## Passage
::::

Secure two-party computation with homomorphic encryption (HE) protects data privacy with a formal security guarantee but suffers from high communication overhead. While previous works, e.g., Cheetah, Iron, etc, have proposed efficient HE-based protocols for different neural network (NN) operations, they still assume high precision, e.g., fixed point 37 bit, for the NN operations and ignore NNs' native robustness against quantization error. In this paper, we propose HEQuant, which features low-precision-quantization-aware optimization for the HE-based protocols. We observe the benefit of a naive combination of quantization and HE quickly saturates as bit precision goes down. Hence, to further improve communication efficiency, we propose a series of optimizations, including an intra-coefficient packing algorithm and a quantization-aware tiling algorithm, to simultaneously reduce the number and precision of the transferred data. Compared with prior-art HE-based protocols, e.g., CrypTFlow2, Cheetah, Iron, etc, HEQuant achieves $3.5\sim 23.4\times$ communication reduction and $3.0\sim 9.3\times$ latency reduction. Meanwhile, when compared with prior-art network optimization frameworks, e.g., SENet, SNL, etc, HEQuant also achieves $3.1\sim 3.6\times$ communication reduction.

::::

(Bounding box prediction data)
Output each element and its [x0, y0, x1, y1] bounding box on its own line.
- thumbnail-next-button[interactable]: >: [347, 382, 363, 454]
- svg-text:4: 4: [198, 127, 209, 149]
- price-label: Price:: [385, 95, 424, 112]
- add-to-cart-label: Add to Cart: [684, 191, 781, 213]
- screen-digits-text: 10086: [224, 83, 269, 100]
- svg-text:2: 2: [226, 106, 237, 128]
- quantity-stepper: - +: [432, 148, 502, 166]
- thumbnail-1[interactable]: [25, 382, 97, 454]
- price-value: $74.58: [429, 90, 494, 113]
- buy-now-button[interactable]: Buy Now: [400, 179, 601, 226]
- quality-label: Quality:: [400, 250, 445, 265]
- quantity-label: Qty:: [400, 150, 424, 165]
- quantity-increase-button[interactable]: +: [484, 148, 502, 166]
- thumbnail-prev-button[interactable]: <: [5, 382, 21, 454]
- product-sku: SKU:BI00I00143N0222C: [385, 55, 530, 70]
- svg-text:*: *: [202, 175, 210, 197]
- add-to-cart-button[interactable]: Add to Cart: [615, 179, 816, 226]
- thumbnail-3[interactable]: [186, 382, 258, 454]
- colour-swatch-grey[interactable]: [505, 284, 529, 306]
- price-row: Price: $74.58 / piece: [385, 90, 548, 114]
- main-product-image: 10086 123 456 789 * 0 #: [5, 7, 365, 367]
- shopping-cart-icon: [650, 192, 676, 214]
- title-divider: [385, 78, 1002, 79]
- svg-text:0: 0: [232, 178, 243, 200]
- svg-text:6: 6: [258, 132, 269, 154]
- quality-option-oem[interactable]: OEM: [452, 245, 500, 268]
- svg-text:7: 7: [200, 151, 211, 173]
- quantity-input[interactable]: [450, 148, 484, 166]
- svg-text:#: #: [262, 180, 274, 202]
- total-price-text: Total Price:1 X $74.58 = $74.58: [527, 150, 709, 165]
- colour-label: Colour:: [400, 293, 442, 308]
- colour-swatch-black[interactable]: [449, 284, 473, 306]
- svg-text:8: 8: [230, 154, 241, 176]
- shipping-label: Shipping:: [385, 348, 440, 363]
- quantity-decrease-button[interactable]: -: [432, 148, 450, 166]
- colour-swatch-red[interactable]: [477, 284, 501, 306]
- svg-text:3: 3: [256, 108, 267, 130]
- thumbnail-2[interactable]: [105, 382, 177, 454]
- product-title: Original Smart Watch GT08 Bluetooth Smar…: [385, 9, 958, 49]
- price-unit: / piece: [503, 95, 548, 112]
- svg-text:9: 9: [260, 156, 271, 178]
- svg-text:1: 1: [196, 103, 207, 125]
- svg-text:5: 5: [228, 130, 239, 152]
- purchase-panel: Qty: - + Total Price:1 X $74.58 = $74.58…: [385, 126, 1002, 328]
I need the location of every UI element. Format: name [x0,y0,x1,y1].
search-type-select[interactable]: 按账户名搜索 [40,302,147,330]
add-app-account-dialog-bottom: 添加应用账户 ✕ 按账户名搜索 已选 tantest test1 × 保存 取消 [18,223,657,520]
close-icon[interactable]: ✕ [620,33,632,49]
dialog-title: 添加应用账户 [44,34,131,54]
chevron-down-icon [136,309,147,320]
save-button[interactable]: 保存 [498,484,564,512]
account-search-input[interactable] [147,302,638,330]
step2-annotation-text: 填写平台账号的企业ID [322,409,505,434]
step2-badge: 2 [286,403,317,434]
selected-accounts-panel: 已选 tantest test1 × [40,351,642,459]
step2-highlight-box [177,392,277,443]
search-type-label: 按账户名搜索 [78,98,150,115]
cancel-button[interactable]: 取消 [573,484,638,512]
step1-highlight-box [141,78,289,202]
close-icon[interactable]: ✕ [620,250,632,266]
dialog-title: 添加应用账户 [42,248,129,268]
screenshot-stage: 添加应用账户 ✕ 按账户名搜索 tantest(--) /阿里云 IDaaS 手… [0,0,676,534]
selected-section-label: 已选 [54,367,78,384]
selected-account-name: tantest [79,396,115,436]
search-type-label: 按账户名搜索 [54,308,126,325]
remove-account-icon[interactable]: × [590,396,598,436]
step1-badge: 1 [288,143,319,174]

::::

## About this task
Please name the two algorithms that the HEQuant abstract above proposes to reduce both the number and the precision of transferred data.

## Written solution
An intra-coefficient packing algorithm and a quantization-aware tiling algorithm.